## Written instruction:
Scan the data below for the string "style". Show every line where it turns up.

## Supplied records:
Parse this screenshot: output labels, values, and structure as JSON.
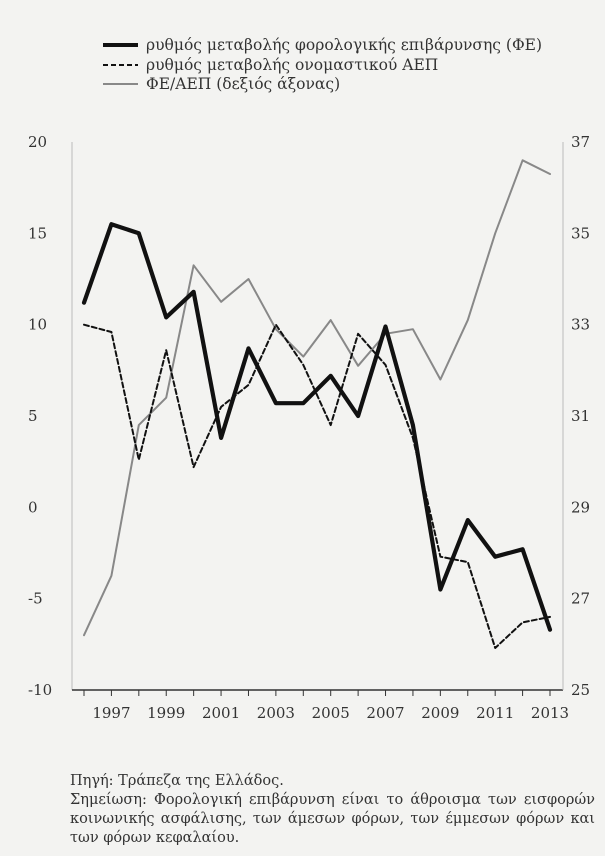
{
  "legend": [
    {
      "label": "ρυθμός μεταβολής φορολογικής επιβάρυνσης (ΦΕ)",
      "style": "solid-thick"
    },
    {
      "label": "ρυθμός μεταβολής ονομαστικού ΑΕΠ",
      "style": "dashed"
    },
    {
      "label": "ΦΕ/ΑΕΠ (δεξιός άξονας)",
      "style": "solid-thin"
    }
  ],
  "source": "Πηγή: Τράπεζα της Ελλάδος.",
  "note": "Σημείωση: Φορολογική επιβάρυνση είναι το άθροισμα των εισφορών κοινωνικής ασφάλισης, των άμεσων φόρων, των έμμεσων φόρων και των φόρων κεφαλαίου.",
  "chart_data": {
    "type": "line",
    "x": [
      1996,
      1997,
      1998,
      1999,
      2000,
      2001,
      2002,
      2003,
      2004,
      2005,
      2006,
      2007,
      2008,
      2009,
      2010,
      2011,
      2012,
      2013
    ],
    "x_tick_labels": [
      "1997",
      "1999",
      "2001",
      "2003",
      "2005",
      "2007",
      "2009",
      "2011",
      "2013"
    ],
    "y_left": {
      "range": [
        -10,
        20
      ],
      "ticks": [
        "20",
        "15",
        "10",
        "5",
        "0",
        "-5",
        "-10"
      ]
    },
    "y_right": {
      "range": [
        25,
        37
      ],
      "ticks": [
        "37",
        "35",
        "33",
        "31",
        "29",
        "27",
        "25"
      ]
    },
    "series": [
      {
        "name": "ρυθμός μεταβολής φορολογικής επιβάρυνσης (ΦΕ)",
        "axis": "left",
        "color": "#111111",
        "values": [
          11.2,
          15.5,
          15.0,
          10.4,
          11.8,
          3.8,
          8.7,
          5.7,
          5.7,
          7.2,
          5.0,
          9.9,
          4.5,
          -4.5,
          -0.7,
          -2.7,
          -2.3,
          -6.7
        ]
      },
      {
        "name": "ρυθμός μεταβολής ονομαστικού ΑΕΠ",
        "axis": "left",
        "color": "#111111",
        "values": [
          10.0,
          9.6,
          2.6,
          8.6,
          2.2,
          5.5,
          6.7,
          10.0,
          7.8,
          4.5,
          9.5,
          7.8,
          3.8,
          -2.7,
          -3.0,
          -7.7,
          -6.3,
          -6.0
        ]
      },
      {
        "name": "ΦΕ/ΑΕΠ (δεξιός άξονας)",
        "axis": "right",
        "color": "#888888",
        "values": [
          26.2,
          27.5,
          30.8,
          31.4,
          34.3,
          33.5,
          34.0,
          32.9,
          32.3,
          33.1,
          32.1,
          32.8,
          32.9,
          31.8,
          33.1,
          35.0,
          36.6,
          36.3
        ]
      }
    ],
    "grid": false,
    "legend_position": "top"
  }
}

* * *

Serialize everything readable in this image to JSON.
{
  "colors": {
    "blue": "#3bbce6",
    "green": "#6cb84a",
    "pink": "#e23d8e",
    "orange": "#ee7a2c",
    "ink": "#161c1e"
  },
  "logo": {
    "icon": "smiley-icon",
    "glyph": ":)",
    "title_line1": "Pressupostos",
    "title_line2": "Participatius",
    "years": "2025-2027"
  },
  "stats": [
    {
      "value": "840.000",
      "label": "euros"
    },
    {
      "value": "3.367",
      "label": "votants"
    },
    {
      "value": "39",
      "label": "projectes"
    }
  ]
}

--

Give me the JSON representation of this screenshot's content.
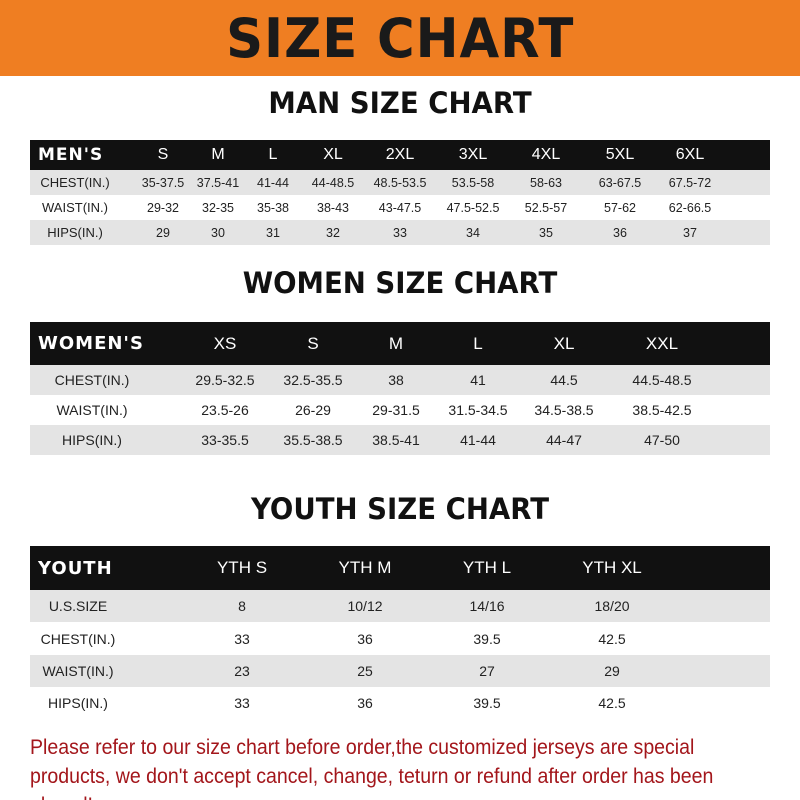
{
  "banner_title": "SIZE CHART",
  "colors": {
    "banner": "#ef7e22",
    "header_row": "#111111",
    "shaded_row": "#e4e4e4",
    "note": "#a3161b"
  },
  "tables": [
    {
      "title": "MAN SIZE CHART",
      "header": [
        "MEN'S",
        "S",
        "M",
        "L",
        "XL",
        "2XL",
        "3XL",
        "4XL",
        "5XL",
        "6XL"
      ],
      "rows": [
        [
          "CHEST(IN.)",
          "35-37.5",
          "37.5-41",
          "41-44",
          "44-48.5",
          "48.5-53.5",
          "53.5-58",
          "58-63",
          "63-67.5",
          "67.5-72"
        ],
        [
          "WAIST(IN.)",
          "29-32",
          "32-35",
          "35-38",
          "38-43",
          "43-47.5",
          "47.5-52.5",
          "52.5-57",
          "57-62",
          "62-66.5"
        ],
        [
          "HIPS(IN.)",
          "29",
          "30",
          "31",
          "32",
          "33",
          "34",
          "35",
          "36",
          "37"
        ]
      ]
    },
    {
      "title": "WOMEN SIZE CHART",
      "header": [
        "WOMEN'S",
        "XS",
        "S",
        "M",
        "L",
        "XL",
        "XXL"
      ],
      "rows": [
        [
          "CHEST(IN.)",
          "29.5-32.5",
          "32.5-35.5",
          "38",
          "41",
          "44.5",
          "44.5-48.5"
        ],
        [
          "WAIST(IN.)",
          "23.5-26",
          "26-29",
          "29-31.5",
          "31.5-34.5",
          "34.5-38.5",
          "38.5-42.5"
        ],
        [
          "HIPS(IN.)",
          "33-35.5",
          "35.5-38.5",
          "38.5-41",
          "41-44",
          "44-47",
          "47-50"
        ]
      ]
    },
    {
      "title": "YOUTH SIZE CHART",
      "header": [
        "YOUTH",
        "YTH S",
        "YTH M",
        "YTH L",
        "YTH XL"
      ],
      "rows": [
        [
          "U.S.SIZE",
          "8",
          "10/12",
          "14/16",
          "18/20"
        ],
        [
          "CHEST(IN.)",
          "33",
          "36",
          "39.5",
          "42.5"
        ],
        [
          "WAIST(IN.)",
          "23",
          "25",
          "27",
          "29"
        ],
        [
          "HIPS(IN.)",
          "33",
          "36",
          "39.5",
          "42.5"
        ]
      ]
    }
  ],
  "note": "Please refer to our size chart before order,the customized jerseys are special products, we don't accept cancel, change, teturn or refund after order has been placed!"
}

## Task output:
      "style": "solid-thick"
      "style": "dashed"
      "style": "solid-thin"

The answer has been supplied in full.